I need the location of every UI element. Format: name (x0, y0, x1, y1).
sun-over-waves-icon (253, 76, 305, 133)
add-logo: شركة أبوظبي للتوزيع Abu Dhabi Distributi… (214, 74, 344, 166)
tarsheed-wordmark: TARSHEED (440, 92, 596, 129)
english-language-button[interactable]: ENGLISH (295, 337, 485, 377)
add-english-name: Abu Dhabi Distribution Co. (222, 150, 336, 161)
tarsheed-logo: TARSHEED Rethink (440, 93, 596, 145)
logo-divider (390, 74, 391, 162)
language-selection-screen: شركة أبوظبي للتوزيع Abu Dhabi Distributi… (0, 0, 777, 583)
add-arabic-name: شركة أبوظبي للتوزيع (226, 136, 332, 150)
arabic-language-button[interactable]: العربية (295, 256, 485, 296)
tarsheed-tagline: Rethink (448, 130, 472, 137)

• _WHAT NEEDS TO BE DONE_: Reproduce the records above verbatim, keeping every line unchanged.

• _EXERCISE OUTPUT_:
I need the location of every UI element. Format: name (x0, y0, x1, y1).
sun-over-waves-icon (253, 76, 305, 133)
add-logo: شركة أبوظبي للتوزيع Abu Dhabi Distributi… (214, 74, 344, 166)
tarsheed-wordmark: TARSHEED (440, 92, 596, 129)
english-language-button[interactable]: ENGLISH (295, 337, 485, 377)
add-english-name: Abu Dhabi Distribution Co. (222, 150, 336, 161)
tarsheed-logo: TARSHEED Rethink (440, 93, 596, 145)
logo-divider (390, 74, 391, 162)
language-selection-screen: شركة أبوظبي للتوزيع Abu Dhabi Distributi… (0, 0, 777, 583)
add-arabic-name: شركة أبوظبي للتوزيع (226, 136, 332, 150)
arabic-language-button[interactable]: العربية (295, 256, 485, 296)
tarsheed-tagline: Rethink (448, 130, 472, 137)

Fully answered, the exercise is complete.